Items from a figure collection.
####
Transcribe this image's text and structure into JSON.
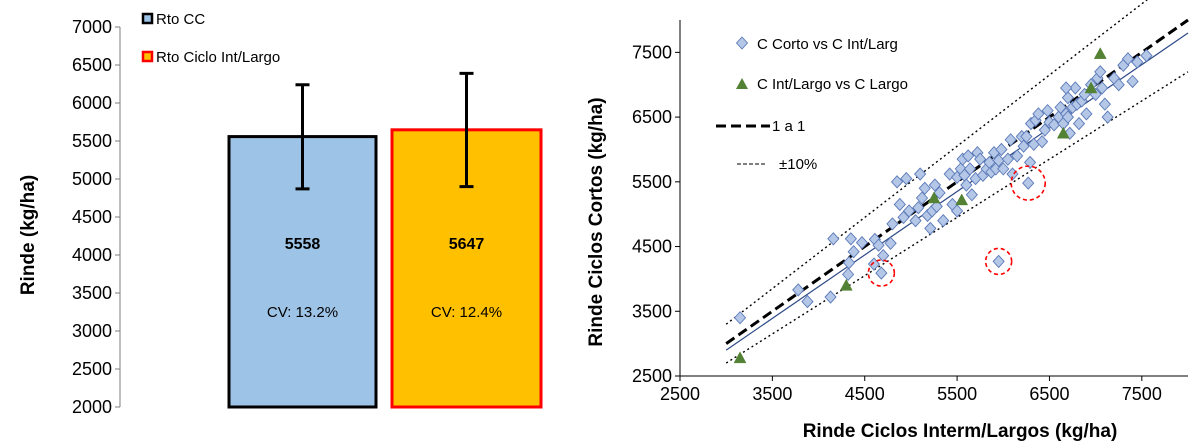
{
  "chart_data": [
    {
      "type": "bar",
      "ylabel": "Rinde (kg/ha)",
      "ylim": [
        2000,
        7000
      ],
      "yticks": [
        2000,
        2500,
        3000,
        3500,
        4000,
        4500,
        5000,
        5500,
        6000,
        6500,
        7000
      ],
      "categories": [
        "Rto CC",
        "Rto Ciclo Int/Largo"
      ],
      "values": [
        5558,
        5647
      ],
      "value_labels": [
        "5558",
        "5647"
      ],
      "cv_labels": [
        "CV: 13.2%",
        "CV: 12.4%"
      ],
      "error_bars": [
        {
          "low": 4870,
          "high": 6240
        },
        {
          "low": 4900,
          "high": 6390
        }
      ],
      "legend": {
        "placement": "top-left",
        "entries": [
          "Rto CC",
          "Rto Ciclo Int/Largo"
        ]
      },
      "colors": {
        "fills": [
          "#9dc3e6",
          "#ffc000"
        ],
        "edges": [
          "#000000",
          "#ff0000"
        ],
        "error_bar": "#000000"
      },
      "grid": false
    },
    {
      "type": "scatter",
      "xlabel": "Rinde Ciclos Interm/Largos (kg/ha)",
      "ylabel": "Rinde Ciclos Cortos (kg/ha)",
      "xlim": [
        2500,
        8000
      ],
      "ylim": [
        2500,
        8000
      ],
      "xticks": [
        2500,
        3500,
        4500,
        5500,
        6500,
        7500
      ],
      "yticks": [
        2500,
        3500,
        4500,
        5500,
        6500,
        7500
      ],
      "grid": false,
      "legend": {
        "placement": "top-left",
        "entries": [
          "C Corto vs C Int/Larg",
          "C Int/Largo vs C Largo",
          "1 a 1",
          "±10%"
        ]
      },
      "colors": {
        "diamond_fill": "#b4c7e7",
        "diamond_edge": "#5b79b8",
        "triangle_fill": "#548235",
        "circle": "#ff0000",
        "one_to_one": "#000000",
        "ten_pct": "#000000",
        "fit": "#2e4a86"
      },
      "series": [
        {
          "name": "C Corto vs C Int/Larg",
          "marker": "diamond",
          "points": [
            [
              3150,
              3400
            ],
            [
              3780,
              3830
            ],
            [
              3880,
              3650
            ],
            [
              4130,
              3720
            ],
            [
              4320,
              4070
            ],
            [
              4330,
              4250
            ],
            [
              4160,
              4620
            ],
            [
              4350,
              4620
            ],
            [
              4380,
              4420
            ],
            [
              4470,
              4560
            ],
            [
              4600,
              4230
            ],
            [
              4610,
              4610
            ],
            [
              4650,
              4520
            ],
            [
              4680,
              4090
            ],
            [
              4700,
              4360
            ],
            [
              4780,
              4550
            ],
            [
              4800,
              4850
            ],
            [
              4850,
              5500
            ],
            [
              4880,
              5150
            ],
            [
              4920,
              4950
            ],
            [
              4950,
              5550
            ],
            [
              4980,
              5050
            ],
            [
              5050,
              4900
            ],
            [
              5080,
              5100
            ],
            [
              5100,
              5620
            ],
            [
              5120,
              5250
            ],
            [
              5150,
              5400
            ],
            [
              5180,
              4980
            ],
            [
              5210,
              4780
            ],
            [
              5230,
              5050
            ],
            [
              5260,
              5450
            ],
            [
              5280,
              5120
            ],
            [
              5310,
              5330
            ],
            [
              5350,
              4900
            ],
            [
              5420,
              5620
            ],
            [
              5450,
              5150
            ],
            [
              5500,
              5570
            ],
            [
              5500,
              5050
            ],
            [
              5540,
              5700
            ],
            [
              5560,
              5850
            ],
            [
              5580,
              5600
            ],
            [
              5600,
              5450
            ],
            [
              5620,
              5900
            ],
            [
              5640,
              5700
            ],
            [
              5660,
              5300
            ],
            [
              5700,
              5550
            ],
            [
              5720,
              5950
            ],
            [
              5750,
              5850
            ],
            [
              5780,
              5600
            ],
            [
              5820,
              5700
            ],
            [
              5850,
              5800
            ],
            [
              5870,
              5650
            ],
            [
              5900,
              5950
            ],
            [
              5920,
              5700
            ],
            [
              5950,
              5830
            ],
            [
              5980,
              6000
            ],
            [
              6000,
              5700
            ],
            [
              6050,
              5850
            ],
            [
              6080,
              6150
            ],
            [
              6100,
              5620
            ],
            [
              6150,
              5900
            ],
            [
              6200,
              6200
            ],
            [
              6220,
              6050
            ],
            [
              6250,
              6200
            ],
            [
              6270,
              5480
            ],
            [
              6290,
              5800
            ],
            [
              6300,
              6400
            ],
            [
              6330,
              6080
            ],
            [
              6350,
              6450
            ],
            [
              6380,
              6550
            ],
            [
              6420,
              6120
            ],
            [
              6450,
              6300
            ],
            [
              6480,
              6600
            ],
            [
              6500,
              6420
            ],
            [
              6550,
              6380
            ],
            [
              6600,
              6500
            ],
            [
              6620,
              6650
            ],
            [
              6650,
              6400
            ],
            [
              6680,
              6550
            ],
            [
              6700,
              6800
            ],
            [
              6720,
              6250
            ],
            [
              6750,
              6650
            ],
            [
              6780,
              6950
            ],
            [
              6800,
              6700
            ],
            [
              6820,
              6400
            ],
            [
              6850,
              6750
            ],
            [
              6880,
              6850
            ],
            [
              6900,
              6550
            ],
            [
              6950,
              7000
            ],
            [
              7000,
              6850
            ],
            [
              7020,
              7100
            ],
            [
              7050,
              7200
            ],
            [
              7070,
              6950
            ],
            [
              7100,
              6700
            ],
            [
              7130,
              6500
            ],
            [
              7200,
              7100
            ],
            [
              7250,
              7000
            ],
            [
              7300,
              7300
            ],
            [
              7350,
              7400
            ],
            [
              7400,
              7050
            ],
            [
              7450,
              7350
            ],
            [
              7550,
              7450
            ],
            [
              5950,
              4270
            ],
            [
              6700,
              6500
            ],
            [
              6680,
              6950
            ]
          ]
        },
        {
          "name": "C Int/Largo vs C Largo",
          "marker": "triangle",
          "points": [
            [
              3150,
              2780
            ],
            [
              4300,
              3900
            ],
            [
              5250,
              5250
            ],
            [
              5550,
              5220
            ],
            [
              6650,
              6250
            ],
            [
              6950,
              6950
            ],
            [
              7050,
              7480
            ]
          ]
        }
      ],
      "reference_lines": [
        {
          "name": "1 a 1",
          "style": "dashed",
          "points": [
            [
              3000,
              3000
            ],
            [
              8000,
              8000
            ]
          ]
        },
        {
          "name": "±10%",
          "style": "dotted",
          "points": [
            [
              3000,
              3300
            ],
            [
              7800,
              8580
            ]
          ]
        },
        {
          "name": "±10%",
          "style": "dotted",
          "points": [
            [
              3000,
              2700
            ],
            [
              8000,
              7200
            ]
          ]
        }
      ],
      "fit_line": {
        "points": [
          [
            3000,
            2900
          ],
          [
            8000,
            7800
          ]
        ]
      },
      "highlight_circles": [
        [
          4680,
          4090
        ],
        [
          5950,
          4270
        ],
        [
          6270,
          5480
        ]
      ]
    }
  ]
}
####
Directions.
Exclude the pictures and transcribe all of the entries exactly.

The solution.
Transcribe this image's text and structure into JSON.
{
  "chart_data": [
    {
      "type": "bar",
      "ylabel": "Rinde (kg/ha)",
      "ylim": [
        2000,
        7000
      ],
      "yticks": [
        2000,
        2500,
        3000,
        3500,
        4000,
        4500,
        5000,
        5500,
        6000,
        6500,
        7000
      ],
      "categories": [
        "Rto CC",
        "Rto Ciclo Int/Largo"
      ],
      "values": [
        5558,
        5647
      ],
      "value_labels": [
        "5558",
        "5647"
      ],
      "cv_labels": [
        "CV: 13.2%",
        "CV: 12.4%"
      ],
      "error_bars": [
        {
          "low": 4870,
          "high": 6240
        },
        {
          "low": 4900,
          "high": 6390
        }
      ],
      "legend": {
        "placement": "top-left",
        "entries": [
          "Rto CC",
          "Rto Ciclo Int/Largo"
        ]
      },
      "colors": {
        "fills": [
          "#9dc3e6",
          "#ffc000"
        ],
        "edges": [
          "#000000",
          "#ff0000"
        ],
        "error_bar": "#000000"
      },
      "grid": false
    },
    {
      "type": "scatter",
      "xlabel": "Rinde Ciclos Interm/Largos (kg/ha)",
      "ylabel": "Rinde Ciclos Cortos (kg/ha)",
      "xlim": [
        2500,
        8000
      ],
      "ylim": [
        2500,
        8000
      ],
      "xticks": [
        2500,
        3500,
        4500,
        5500,
        6500,
        7500
      ],
      "yticks": [
        2500,
        3500,
        4500,
        5500,
        6500,
        7500
      ],
      "grid": false,
      "legend": {
        "placement": "top-left",
        "entries": [
          "C Corto vs C Int/Larg",
          "C Int/Largo vs C Largo",
          "1 a 1",
          "±10%"
        ]
      },
      "colors": {
        "diamond_fill": "#b4c7e7",
        "diamond_edge": "#5b79b8",
        "triangle_fill": "#548235",
        "circle": "#ff0000",
        "one_to_one": "#000000",
        "ten_pct": "#000000",
        "fit": "#2e4a86"
      },
      "series": [
        {
          "name": "C Corto vs C Int/Larg",
          "marker": "diamond",
          "points": [
            [
              3150,
              3400
            ],
            [
              3780,
              3830
            ],
            [
              3880,
              3650
            ],
            [
              4130,
              3720
            ],
            [
              4320,
              4070
            ],
            [
              4330,
              4250
            ],
            [
              4160,
              4620
            ],
            [
              4350,
              4620
            ],
            [
              4380,
              4420
            ],
            [
              4470,
              4560
            ],
            [
              4600,
              4230
            ],
            [
              4610,
              4610
            ],
            [
              4650,
              4520
            ],
            [
              4680,
              4090
            ],
            [
              4700,
              4360
            ],
            [
              4780,
              4550
            ],
            [
              4800,
              4850
            ],
            [
              4850,
              5500
            ],
            [
              4880,
              5150
            ],
            [
              4920,
              4950
            ],
            [
              4950,
              5550
            ],
            [
              4980,
              5050
            ],
            [
              5050,
              4900
            ],
            [
              5080,
              5100
            ],
            [
              5100,
              5620
            ],
            [
              5120,
              5250
            ],
            [
              5150,
              5400
            ],
            [
              5180,
              4980
            ],
            [
              5210,
              4780
            ],
            [
              5230,
              5050
            ],
            [
              5260,
              5450
            ],
            [
              5280,
              5120
            ],
            [
              5310,
              5330
            ],
            [
              5350,
              4900
            ],
            [
              5420,
              5620
            ],
            [
              5450,
              5150
            ],
            [
              5500,
              5570
            ],
            [
              5500,
              5050
            ],
            [
              5540,
              5700
            ],
            [
              5560,
              5850
            ],
            [
              5580,
              5600
            ],
            [
              5600,
              5450
            ],
            [
              5620,
              5900
            ],
            [
              5640,
              5700
            ],
            [
              5660,
              5300
            ],
            [
              5700,
              5550
            ],
            [
              5720,
              5950
            ],
            [
              5750,
              5850
            ],
            [
              5780,
              5600
            ],
            [
              5820,
              5700
            ],
            [
              5850,
              5800
            ],
            [
              5870,
              5650
            ],
            [
              5900,
              5950
            ],
            [
              5920,
              5700
            ],
            [
              5950,
              5830
            ],
            [
              5980,
              6000
            ],
            [
              6000,
              5700
            ],
            [
              6050,
              5850
            ],
            [
              6080,
              6150
            ],
            [
              6100,
              5620
            ],
            [
              6150,
              5900
            ],
            [
              6200,
              6200
            ],
            [
              6220,
              6050
            ],
            [
              6250,
              6200
            ],
            [
              6270,
              5480
            ],
            [
              6290,
              5800
            ],
            [
              6300,
              6400
            ],
            [
              6330,
              6080
            ],
            [
              6350,
              6450
            ],
            [
              6380,
              6550
            ],
            [
              6420,
              6120
            ],
            [
              6450,
              6300
            ],
            [
              6480,
              6600
            ],
            [
              6500,
              6420
            ],
            [
              6550,
              6380
            ],
            [
              6600,
              6500
            ],
            [
              6620,
              6650
            ],
            [
              6650,
              6400
            ],
            [
              6680,
              6550
            ],
            [
              6700,
              6800
            ],
            [
              6720,
              6250
            ],
            [
              6750,
              6650
            ],
            [
              6780,
              6950
            ],
            [
              6800,
              6700
            ],
            [
              6820,
              6400
            ],
            [
              6850,
              6750
            ],
            [
              6880,
              6850
            ],
            [
              6900,
              6550
            ],
            [
              6950,
              7000
            ],
            [
              7000,
              6850
            ],
            [
              7020,
              7100
            ],
            [
              7050,
              7200
            ],
            [
              7070,
              6950
            ],
            [
              7100,
              6700
            ],
            [
              7130,
              6500
            ],
            [
              7200,
              7100
            ],
            [
              7250,
              7000
            ],
            [
              7300,
              7300
            ],
            [
              7350,
              7400
            ],
            [
              7400,
              7050
            ],
            [
              7450,
              7350
            ],
            [
              7550,
              7450
            ],
            [
              5950,
              4270
            ],
            [
              6700,
              6500
            ],
            [
              6680,
              6950
            ]
          ]
        },
        {
          "name": "C Int/Largo vs C Largo",
          "marker": "triangle",
          "points": [
            [
              3150,
              2780
            ],
            [
              4300,
              3900
            ],
            [
              5250,
              5250
            ],
            [
              5550,
              5220
            ],
            [
              6650,
              6250
            ],
            [
              6950,
              6950
            ],
            [
              7050,
              7480
            ]
          ]
        }
      ],
      "reference_lines": [
        {
          "name": "1 a 1",
          "style": "dashed",
          "points": [
            [
              3000,
              3000
            ],
            [
              8000,
              8000
            ]
          ]
        },
        {
          "name": "±10%",
          "style": "dotted",
          "points": [
            [
              3000,
              3300
            ],
            [
              7800,
              8580
            ]
          ]
        },
        {
          "name": "±10%",
          "style": "dotted",
          "points": [
            [
              3000,
              2700
            ],
            [
              8000,
              7200
            ]
          ]
        }
      ],
      "fit_line": {
        "points": [
          [
            3000,
            2900
          ],
          [
            8000,
            7800
          ]
        ]
      },
      "highlight_circles": [
        [
          4680,
          4090
        ],
        [
          5950,
          4270
        ],
        [
          6270,
          5480
        ]
      ]
    }
  ]
}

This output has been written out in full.